===== Supplied records =====

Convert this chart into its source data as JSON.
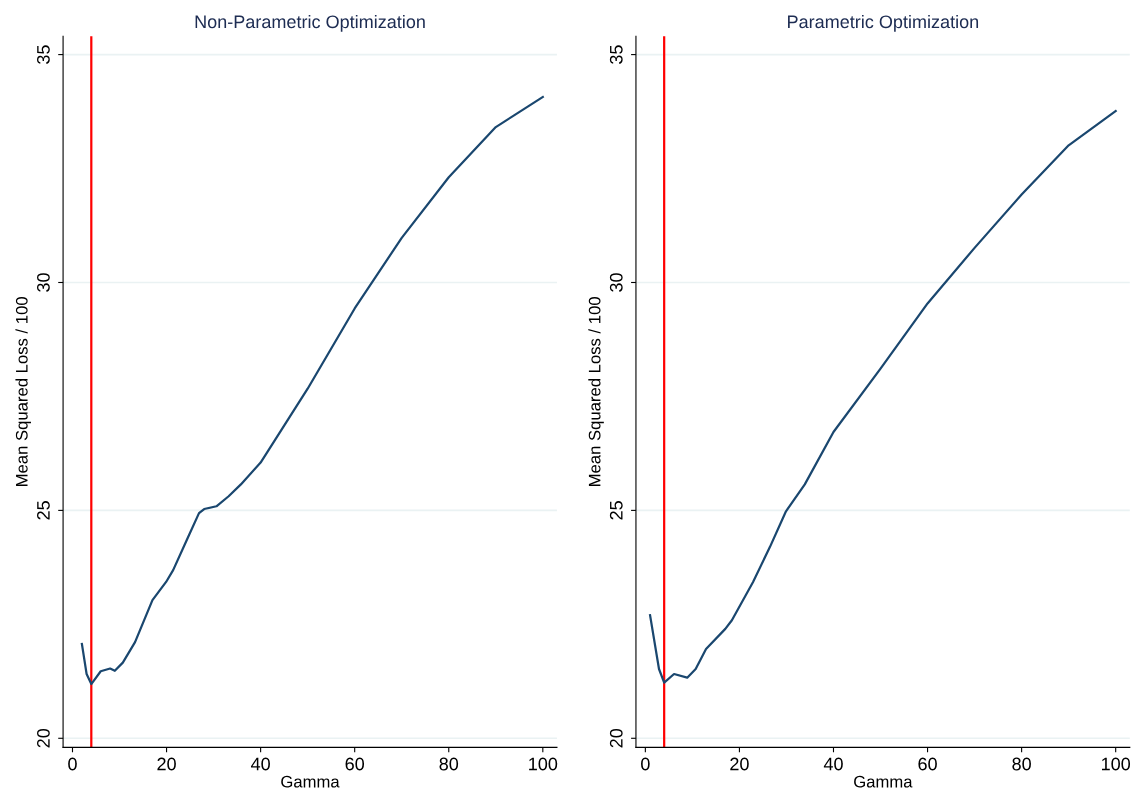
{
  "chart_data": [
    {
      "type": "line",
      "title": "Non-Parametric Optimization",
      "xlabel": "Gamma",
      "ylabel": "Mean Squared Loss / 100",
      "xlim": [
        -2,
        103
      ],
      "ylim": [
        19.8,
        35.4
      ],
      "xticks": [
        0,
        20,
        40,
        60,
        80,
        100
      ],
      "yticks": [
        20,
        25,
        30,
        35
      ],
      "grid": "y",
      "ref_lines": [
        {
          "axis": "x",
          "value": 4,
          "color": "#ff0000"
        }
      ],
      "series": [
        {
          "color": "#1a476f",
          "x": [
            2,
            3,
            4,
            6,
            8,
            9,
            10.7,
            13.3,
            17,
            19.9,
            21.4,
            24.3,
            26.9,
            28,
            30.6,
            33.2,
            35.8,
            40,
            50,
            60,
            70,
            80,
            90,
            100
          ],
          "values": [
            22.07,
            21.41,
            21.19,
            21.47,
            21.53,
            21.48,
            21.66,
            22.11,
            23.03,
            23.43,
            23.69,
            24.35,
            24.94,
            25.03,
            25.09,
            25.31,
            25.57,
            26.05,
            27.67,
            29.43,
            30.98,
            32.31,
            33.41,
            34.07
          ]
        }
      ]
    },
    {
      "type": "line",
      "title": "Parametric Optimization",
      "xlabel": "Gamma",
      "ylabel": "Mean Squared Loss / 100",
      "xlim": [
        -2,
        103
      ],
      "ylim": [
        19.8,
        35.4
      ],
      "xticks": [
        0,
        20,
        40,
        60,
        80,
        100
      ],
      "yticks": [
        20,
        25,
        30,
        35
      ],
      "grid": "y",
      "ref_lines": [
        {
          "axis": "x",
          "value": 4,
          "color": "#ff0000"
        }
      ],
      "series": [
        {
          "color": "#1a476f",
          "x": [
            1,
            2.9,
            4,
            6.1,
            8.9,
            10.7,
            12.9,
            17,
            18.4,
            22.9,
            26.5,
            29.9,
            33.9,
            40,
            50,
            60,
            70,
            80,
            90,
            100
          ],
          "values": [
            22.7,
            21.52,
            21.22,
            21.41,
            21.33,
            21.52,
            21.96,
            22.4,
            22.59,
            23.43,
            24.2,
            24.98,
            25.57,
            26.72,
            28.11,
            29.54,
            30.76,
            31.93,
            33.01,
            33.76
          ]
        }
      ]
    }
  ]
}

=====

[Task instructions]: Return the records exactly. Don't carry the pictures over.

[Task output]:
Convert this chart into its source data as JSON.
{
  "chart_data": [
    {
      "type": "line",
      "title": "Non-Parametric Optimization",
      "xlabel": "Gamma",
      "ylabel": "Mean Squared Loss / 100",
      "xlim": [
        -2,
        103
      ],
      "ylim": [
        19.8,
        35.4
      ],
      "xticks": [
        0,
        20,
        40,
        60,
        80,
        100
      ],
      "yticks": [
        20,
        25,
        30,
        35
      ],
      "grid": "y",
      "ref_lines": [
        {
          "axis": "x",
          "value": 4,
          "color": "#ff0000"
        }
      ],
      "series": [
        {
          "color": "#1a476f",
          "x": [
            2,
            3,
            4,
            6,
            8,
            9,
            10.7,
            13.3,
            17,
            19.9,
            21.4,
            24.3,
            26.9,
            28,
            30.6,
            33.2,
            35.8,
            40,
            50,
            60,
            70,
            80,
            90,
            100
          ],
          "values": [
            22.07,
            21.41,
            21.19,
            21.47,
            21.53,
            21.48,
            21.66,
            22.11,
            23.03,
            23.43,
            23.69,
            24.35,
            24.94,
            25.03,
            25.09,
            25.31,
            25.57,
            26.05,
            27.67,
            29.43,
            30.98,
            32.31,
            33.41,
            34.07
          ]
        }
      ]
    },
    {
      "type": "line",
      "title": "Parametric Optimization",
      "xlabel": "Gamma",
      "ylabel": "Mean Squared Loss / 100",
      "xlim": [
        -2,
        103
      ],
      "ylim": [
        19.8,
        35.4
      ],
      "xticks": [
        0,
        20,
        40,
        60,
        80,
        100
      ],
      "yticks": [
        20,
        25,
        30,
        35
      ],
      "grid": "y",
      "ref_lines": [
        {
          "axis": "x",
          "value": 4,
          "color": "#ff0000"
        }
      ],
      "series": [
        {
          "color": "#1a476f",
          "x": [
            1,
            2.9,
            4,
            6.1,
            8.9,
            10.7,
            12.9,
            17,
            18.4,
            22.9,
            26.5,
            29.9,
            33.9,
            40,
            50,
            60,
            70,
            80,
            90,
            100
          ],
          "values": [
            22.7,
            21.52,
            21.22,
            21.41,
            21.33,
            21.52,
            21.96,
            22.4,
            22.59,
            23.43,
            24.2,
            24.98,
            25.57,
            26.72,
            28.11,
            29.54,
            30.76,
            31.93,
            33.01,
            33.76
          ]
        }
      ]
    }
  ]
}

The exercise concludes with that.